** Task requirements **
Copy all lines that contain the word "alle".

Saved data entries
>> BEGIN

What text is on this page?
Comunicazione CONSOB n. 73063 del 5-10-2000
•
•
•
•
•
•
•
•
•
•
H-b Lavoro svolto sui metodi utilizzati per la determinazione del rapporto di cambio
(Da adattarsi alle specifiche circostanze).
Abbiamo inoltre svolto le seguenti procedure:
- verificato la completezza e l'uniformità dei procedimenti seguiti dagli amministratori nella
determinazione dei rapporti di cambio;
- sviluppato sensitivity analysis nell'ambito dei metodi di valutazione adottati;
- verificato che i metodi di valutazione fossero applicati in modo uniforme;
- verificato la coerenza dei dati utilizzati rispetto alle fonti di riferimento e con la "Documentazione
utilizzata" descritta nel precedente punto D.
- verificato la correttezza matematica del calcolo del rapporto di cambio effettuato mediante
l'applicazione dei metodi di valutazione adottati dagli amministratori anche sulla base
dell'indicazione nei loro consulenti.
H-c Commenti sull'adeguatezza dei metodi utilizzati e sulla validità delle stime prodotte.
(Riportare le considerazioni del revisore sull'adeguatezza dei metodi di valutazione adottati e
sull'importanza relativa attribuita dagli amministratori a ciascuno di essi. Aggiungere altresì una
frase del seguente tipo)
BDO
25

>> END
>> BEGIN

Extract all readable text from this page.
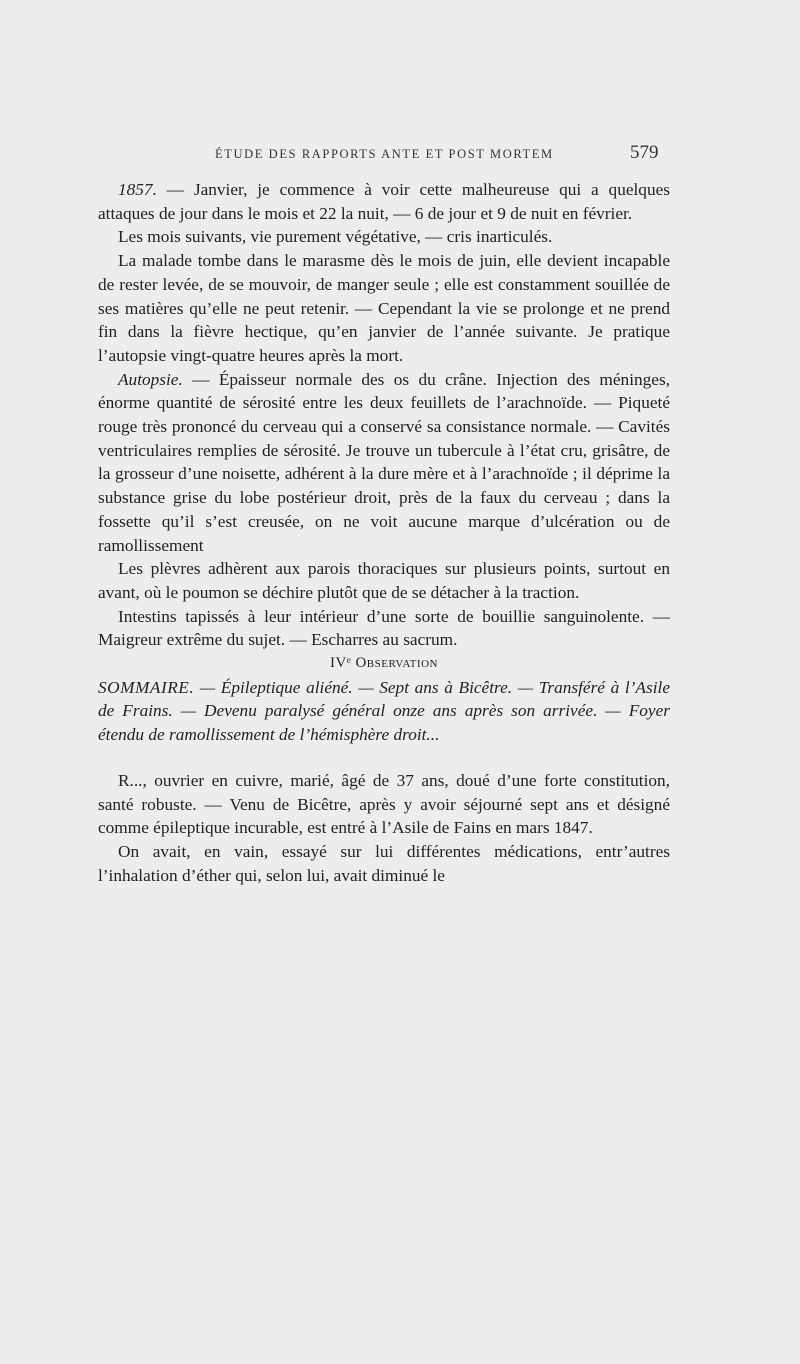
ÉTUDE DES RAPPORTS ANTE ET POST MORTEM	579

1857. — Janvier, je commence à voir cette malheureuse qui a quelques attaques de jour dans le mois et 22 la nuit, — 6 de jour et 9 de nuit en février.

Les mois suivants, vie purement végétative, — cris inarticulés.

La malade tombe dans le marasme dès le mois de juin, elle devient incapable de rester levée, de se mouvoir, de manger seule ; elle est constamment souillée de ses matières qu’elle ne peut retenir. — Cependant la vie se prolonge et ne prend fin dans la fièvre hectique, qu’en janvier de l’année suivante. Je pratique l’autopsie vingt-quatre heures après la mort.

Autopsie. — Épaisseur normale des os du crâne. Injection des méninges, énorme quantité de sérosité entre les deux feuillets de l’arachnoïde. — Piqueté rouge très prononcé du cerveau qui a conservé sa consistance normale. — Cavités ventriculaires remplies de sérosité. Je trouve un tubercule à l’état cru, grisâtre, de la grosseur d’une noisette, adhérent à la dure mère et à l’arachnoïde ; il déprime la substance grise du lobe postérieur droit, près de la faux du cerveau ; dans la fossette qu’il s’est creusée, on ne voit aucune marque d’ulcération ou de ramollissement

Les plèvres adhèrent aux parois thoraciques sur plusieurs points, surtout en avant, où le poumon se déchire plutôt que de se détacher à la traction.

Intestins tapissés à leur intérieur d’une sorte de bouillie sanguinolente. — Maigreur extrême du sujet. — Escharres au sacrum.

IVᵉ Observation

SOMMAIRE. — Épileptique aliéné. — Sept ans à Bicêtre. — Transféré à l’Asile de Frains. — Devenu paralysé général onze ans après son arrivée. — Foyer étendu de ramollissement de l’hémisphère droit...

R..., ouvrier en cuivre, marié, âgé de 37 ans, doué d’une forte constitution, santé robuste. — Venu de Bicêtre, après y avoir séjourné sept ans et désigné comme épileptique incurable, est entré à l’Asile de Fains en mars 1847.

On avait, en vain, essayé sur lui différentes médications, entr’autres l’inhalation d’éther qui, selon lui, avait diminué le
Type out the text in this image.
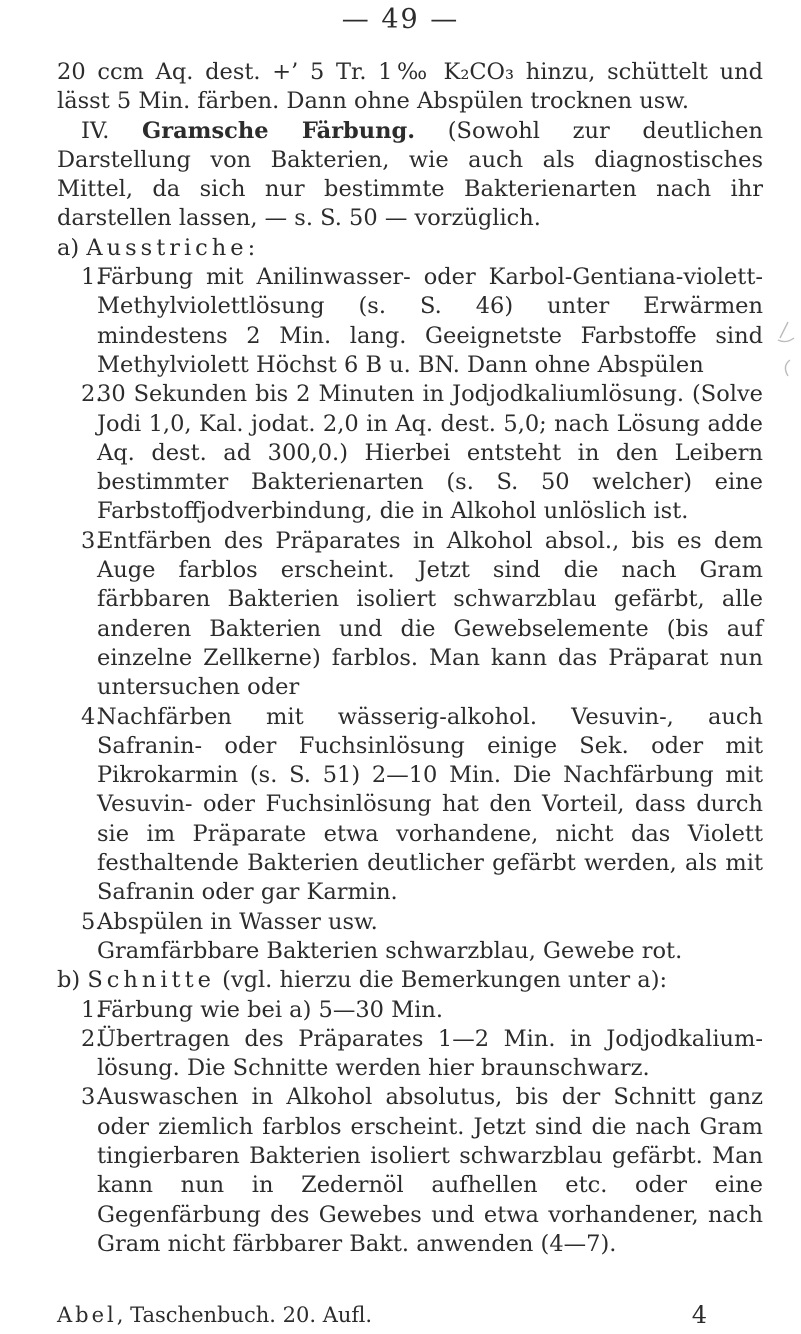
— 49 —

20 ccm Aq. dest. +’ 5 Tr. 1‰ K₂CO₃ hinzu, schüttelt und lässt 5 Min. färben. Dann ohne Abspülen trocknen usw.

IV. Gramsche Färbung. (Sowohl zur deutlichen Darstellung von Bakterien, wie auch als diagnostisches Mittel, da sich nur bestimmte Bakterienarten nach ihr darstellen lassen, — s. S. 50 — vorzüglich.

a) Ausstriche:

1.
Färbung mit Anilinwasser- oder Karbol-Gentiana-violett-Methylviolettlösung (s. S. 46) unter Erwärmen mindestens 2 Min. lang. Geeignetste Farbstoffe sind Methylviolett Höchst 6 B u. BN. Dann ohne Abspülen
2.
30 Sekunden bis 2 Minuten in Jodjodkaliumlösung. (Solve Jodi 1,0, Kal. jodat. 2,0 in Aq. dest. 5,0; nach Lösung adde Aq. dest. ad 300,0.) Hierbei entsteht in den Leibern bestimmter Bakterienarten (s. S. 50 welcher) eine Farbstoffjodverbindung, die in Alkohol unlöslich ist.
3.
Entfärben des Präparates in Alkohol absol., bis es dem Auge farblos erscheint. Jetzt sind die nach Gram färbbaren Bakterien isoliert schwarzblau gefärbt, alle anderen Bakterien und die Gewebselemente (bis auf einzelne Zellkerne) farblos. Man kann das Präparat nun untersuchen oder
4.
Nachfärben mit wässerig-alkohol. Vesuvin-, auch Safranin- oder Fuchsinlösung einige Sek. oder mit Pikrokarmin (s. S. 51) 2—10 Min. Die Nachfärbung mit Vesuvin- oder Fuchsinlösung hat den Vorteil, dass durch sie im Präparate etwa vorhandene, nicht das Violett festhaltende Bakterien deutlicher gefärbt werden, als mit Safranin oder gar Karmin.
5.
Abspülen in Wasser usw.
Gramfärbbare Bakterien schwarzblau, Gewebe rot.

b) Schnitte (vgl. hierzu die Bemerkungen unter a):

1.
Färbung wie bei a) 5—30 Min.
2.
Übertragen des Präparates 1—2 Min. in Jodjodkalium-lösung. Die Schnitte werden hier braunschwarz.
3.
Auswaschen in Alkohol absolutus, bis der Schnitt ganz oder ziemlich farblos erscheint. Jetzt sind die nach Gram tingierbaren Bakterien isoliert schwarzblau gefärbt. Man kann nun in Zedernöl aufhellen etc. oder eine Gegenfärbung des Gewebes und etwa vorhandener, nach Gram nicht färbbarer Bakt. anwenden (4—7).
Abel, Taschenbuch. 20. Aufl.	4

>> END

** Answer to this task **
(Da adattarsi alle specifiche circostanze).
- verificato la coerenza dei dati utilizzati rispetto alle fonti di riferimento e con la "Documentazione
Entfärben des Präparates in Alkohol absol., bis es dem Auge farblos erscheint. Jetzt sind die nach Gram färbbaren Bakterien isoliert schwarzblau gefärbt, alle anderen Bakterien und die Gewebselemente (bis auf einzelne Zellkerne) farblos. Man kann das Präparat nun untersuchen oder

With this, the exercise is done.